→ **WHAT IS NEEDED**: Arrange the lines of the listing below as a numbered list, starting at the line that has "x-tick-label: 150 — [445, 377, 466, 391]" and stopping after the line that has "point — [136, 118, 144, 127]". Include only those lines, and leave out any blank ones.

→ **ENTRIES SUPPLIED**:
•••••
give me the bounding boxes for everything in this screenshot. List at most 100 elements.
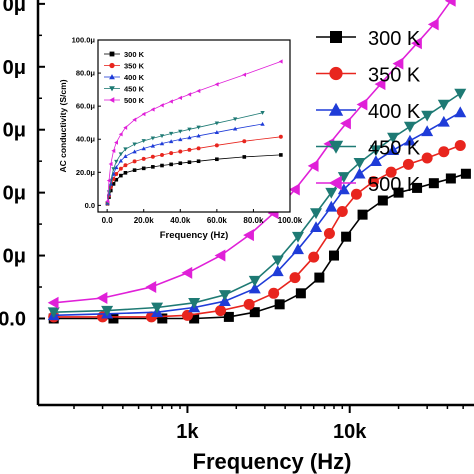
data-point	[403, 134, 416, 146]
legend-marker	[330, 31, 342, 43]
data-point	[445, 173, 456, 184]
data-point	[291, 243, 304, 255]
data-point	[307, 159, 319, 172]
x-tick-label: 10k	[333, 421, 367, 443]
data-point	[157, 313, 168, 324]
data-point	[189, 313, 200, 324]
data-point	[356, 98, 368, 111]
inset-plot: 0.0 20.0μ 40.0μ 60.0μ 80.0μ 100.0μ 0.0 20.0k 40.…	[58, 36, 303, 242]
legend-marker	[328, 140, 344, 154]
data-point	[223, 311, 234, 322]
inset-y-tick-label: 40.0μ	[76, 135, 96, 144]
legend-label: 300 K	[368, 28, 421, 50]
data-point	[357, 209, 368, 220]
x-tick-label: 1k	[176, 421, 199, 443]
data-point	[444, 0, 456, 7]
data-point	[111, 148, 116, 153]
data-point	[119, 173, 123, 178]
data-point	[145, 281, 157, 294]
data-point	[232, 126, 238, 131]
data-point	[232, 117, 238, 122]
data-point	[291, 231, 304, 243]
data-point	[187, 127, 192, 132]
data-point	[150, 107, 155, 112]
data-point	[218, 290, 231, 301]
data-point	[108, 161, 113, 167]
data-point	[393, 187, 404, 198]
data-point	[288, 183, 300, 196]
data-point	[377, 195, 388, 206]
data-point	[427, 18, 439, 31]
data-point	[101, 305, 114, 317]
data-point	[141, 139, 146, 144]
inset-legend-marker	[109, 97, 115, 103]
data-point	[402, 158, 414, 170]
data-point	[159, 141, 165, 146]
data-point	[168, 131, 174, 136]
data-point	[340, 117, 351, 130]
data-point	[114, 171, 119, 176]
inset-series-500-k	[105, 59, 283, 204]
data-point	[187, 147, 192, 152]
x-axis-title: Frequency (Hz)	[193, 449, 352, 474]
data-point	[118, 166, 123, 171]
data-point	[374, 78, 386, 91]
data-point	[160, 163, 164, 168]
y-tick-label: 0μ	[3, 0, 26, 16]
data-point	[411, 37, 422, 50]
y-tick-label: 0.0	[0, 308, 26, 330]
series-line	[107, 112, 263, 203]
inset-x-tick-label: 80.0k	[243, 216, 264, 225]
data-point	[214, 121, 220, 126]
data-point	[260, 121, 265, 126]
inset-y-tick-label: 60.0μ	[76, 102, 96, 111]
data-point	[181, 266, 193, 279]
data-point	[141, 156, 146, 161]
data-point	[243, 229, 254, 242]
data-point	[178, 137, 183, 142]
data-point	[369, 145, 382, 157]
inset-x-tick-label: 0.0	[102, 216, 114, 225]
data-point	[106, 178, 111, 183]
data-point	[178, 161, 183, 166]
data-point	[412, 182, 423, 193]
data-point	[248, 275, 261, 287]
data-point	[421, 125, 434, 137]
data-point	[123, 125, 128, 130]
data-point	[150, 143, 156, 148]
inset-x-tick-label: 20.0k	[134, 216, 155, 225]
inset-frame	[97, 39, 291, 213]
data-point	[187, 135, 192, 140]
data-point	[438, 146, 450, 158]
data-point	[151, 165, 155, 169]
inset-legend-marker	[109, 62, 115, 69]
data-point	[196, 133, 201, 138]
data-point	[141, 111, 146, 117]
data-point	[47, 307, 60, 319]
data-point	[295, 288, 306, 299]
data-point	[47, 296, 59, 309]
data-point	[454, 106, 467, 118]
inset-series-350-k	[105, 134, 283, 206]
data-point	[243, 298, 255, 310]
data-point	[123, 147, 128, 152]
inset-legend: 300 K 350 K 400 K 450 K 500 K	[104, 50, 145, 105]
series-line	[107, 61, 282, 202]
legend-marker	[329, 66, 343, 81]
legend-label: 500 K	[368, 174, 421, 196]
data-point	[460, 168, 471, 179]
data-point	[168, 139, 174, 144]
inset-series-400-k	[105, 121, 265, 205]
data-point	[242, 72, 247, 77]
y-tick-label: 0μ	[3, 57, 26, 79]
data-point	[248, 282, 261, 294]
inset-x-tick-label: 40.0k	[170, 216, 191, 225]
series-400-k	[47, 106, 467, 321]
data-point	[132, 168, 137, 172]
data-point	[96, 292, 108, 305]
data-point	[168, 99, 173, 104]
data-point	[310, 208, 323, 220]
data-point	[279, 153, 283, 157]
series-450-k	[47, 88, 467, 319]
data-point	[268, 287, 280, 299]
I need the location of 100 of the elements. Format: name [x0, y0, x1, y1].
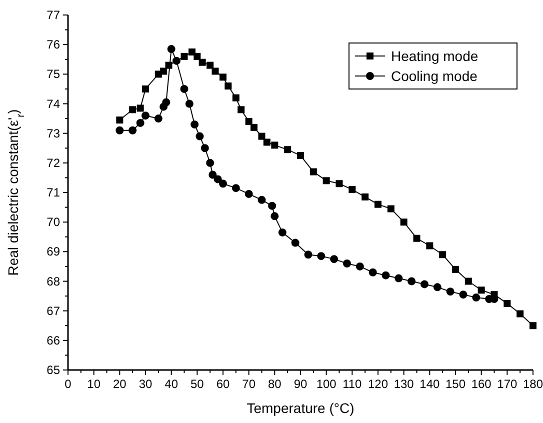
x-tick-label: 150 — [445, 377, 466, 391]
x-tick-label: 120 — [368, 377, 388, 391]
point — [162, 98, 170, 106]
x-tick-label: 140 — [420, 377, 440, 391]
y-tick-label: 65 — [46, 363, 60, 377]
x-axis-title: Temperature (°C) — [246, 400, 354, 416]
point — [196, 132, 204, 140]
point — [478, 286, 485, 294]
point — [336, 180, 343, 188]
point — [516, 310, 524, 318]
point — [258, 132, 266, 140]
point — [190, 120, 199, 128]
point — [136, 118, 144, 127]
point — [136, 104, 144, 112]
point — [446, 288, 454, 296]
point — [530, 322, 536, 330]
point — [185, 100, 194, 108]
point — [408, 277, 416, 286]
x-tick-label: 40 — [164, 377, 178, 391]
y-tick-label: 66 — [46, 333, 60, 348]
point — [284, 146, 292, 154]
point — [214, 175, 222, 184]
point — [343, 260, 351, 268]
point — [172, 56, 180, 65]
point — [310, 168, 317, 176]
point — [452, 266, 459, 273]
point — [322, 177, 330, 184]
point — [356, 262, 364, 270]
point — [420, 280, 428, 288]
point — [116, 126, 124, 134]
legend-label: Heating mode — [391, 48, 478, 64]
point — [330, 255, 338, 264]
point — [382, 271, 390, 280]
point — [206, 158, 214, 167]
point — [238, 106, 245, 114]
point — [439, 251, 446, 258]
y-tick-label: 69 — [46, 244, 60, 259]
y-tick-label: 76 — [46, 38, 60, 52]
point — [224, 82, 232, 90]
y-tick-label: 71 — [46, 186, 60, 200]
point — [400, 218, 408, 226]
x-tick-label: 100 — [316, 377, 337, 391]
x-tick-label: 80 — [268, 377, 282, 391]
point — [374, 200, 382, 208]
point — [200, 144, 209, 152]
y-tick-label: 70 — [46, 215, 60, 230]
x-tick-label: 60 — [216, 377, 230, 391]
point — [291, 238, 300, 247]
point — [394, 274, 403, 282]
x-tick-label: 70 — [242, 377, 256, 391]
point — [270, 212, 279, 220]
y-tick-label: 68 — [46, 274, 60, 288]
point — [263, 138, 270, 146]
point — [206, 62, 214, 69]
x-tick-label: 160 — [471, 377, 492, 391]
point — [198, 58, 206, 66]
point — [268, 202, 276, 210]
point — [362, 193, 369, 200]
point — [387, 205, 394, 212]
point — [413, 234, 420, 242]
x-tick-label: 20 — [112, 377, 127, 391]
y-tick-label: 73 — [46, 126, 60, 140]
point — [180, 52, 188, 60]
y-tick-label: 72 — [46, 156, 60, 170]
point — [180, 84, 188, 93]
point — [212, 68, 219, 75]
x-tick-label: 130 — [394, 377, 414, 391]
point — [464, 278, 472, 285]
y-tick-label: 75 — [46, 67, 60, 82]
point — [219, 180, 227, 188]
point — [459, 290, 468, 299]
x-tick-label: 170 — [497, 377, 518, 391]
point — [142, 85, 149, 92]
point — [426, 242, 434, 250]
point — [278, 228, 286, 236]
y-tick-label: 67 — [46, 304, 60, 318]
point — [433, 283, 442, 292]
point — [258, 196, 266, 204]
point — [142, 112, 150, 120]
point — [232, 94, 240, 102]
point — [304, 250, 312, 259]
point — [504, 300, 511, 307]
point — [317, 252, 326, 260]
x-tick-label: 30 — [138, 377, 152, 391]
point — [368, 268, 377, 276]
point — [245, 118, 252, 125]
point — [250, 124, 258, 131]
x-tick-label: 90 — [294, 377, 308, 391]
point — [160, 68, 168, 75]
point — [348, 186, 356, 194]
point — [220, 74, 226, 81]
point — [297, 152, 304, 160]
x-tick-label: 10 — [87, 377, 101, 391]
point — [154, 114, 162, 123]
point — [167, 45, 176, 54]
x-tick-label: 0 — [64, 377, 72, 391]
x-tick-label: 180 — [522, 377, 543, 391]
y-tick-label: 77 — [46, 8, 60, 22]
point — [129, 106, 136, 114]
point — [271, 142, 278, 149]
•••••
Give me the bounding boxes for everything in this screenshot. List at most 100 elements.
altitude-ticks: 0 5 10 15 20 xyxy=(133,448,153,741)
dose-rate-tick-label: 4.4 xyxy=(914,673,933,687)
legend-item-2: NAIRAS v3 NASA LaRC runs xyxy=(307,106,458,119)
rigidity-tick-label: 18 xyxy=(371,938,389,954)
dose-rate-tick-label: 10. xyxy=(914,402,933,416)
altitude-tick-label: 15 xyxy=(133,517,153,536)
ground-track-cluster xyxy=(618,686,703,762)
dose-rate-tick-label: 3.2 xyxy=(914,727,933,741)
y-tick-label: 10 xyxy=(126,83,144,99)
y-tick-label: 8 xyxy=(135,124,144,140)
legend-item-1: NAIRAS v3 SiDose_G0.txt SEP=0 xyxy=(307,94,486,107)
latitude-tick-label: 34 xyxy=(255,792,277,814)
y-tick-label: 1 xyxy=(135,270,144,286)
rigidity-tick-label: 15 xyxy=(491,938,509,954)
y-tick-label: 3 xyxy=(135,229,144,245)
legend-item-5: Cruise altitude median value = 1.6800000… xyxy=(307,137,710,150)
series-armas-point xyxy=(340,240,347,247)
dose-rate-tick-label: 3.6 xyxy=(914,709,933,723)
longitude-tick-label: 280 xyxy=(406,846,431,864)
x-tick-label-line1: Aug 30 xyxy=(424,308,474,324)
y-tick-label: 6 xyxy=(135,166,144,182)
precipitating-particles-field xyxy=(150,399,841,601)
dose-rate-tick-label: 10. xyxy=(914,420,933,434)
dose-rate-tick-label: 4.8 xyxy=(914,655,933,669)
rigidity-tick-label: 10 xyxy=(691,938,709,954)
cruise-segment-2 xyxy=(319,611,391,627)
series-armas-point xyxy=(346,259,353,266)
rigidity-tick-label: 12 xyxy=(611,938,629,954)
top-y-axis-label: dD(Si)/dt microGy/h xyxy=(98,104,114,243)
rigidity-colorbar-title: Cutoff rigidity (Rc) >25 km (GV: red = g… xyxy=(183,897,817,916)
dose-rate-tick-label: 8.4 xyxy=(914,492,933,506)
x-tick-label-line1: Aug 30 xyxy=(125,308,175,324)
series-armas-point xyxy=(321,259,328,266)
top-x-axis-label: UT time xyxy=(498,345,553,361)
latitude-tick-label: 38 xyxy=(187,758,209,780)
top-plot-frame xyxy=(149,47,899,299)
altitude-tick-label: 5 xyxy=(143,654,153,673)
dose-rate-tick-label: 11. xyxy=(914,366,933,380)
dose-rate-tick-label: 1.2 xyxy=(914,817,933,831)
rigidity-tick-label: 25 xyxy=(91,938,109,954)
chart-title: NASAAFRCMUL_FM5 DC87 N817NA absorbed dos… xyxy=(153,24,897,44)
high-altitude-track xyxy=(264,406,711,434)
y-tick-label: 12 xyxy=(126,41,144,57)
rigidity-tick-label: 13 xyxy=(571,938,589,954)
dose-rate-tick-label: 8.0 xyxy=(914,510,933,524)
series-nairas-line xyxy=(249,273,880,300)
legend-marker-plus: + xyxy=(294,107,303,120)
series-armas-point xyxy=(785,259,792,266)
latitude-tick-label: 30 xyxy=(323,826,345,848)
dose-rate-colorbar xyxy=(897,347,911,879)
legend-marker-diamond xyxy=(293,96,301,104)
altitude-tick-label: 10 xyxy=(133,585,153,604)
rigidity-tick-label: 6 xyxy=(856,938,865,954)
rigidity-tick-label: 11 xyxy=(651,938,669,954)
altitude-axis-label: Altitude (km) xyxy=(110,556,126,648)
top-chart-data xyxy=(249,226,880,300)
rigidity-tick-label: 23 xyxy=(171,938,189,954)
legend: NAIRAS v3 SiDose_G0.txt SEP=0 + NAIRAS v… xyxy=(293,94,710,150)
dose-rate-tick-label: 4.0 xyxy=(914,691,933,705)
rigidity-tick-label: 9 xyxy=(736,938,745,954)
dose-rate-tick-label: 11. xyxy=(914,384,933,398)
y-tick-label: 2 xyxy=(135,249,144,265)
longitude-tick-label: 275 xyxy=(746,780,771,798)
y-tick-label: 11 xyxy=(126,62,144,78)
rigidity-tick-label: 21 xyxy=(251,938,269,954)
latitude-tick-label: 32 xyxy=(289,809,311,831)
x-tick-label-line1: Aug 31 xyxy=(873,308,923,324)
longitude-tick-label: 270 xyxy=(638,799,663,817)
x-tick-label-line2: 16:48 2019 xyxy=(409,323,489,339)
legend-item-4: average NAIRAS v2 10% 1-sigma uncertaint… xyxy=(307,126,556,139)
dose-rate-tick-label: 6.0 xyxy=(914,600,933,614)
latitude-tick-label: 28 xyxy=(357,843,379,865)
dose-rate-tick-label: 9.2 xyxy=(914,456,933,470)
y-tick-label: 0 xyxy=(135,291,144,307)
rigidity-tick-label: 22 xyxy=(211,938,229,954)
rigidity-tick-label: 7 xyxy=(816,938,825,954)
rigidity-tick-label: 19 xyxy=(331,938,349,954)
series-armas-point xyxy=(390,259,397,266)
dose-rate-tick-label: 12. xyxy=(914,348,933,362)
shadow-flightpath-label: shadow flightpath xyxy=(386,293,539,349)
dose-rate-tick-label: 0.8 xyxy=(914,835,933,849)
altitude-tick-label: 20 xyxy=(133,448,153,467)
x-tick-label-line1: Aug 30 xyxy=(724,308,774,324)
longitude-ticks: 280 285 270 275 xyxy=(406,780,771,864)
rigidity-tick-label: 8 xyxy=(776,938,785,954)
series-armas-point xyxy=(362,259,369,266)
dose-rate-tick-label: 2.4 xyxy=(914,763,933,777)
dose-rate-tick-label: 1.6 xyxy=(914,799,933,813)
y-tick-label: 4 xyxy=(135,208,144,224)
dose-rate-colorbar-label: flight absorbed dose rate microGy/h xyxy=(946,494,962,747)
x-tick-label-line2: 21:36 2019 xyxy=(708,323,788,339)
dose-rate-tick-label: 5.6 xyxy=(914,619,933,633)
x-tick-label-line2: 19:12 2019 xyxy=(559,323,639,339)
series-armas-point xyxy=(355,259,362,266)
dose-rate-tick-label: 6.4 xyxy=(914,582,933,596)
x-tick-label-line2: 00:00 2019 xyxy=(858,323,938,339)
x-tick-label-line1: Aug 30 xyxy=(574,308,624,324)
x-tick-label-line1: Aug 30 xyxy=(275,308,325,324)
•••••
→ **SOLUTION TO THIS PROBLEM**:
1. x-tick-label: 150 — [445, 377, 466, 391]
2. x-tick-label: 120 — [368, 377, 388, 391]
3. point — [162, 98, 170, 106]
4. x-tick-label: 140 — [420, 377, 440, 391]
5. y-tick-label: 65 — [46, 363, 60, 377]
6. x-axis-title: Temperature (°C) — [246, 400, 354, 416]
7. point — [196, 132, 204, 140]
8. point — [478, 286, 485, 294]
9. point — [336, 180, 343, 188]
10. point — [516, 310, 524, 318]
11. point — [258, 132, 266, 140]
12. point — [190, 120, 199, 128]
13. point — [136, 118, 144, 127]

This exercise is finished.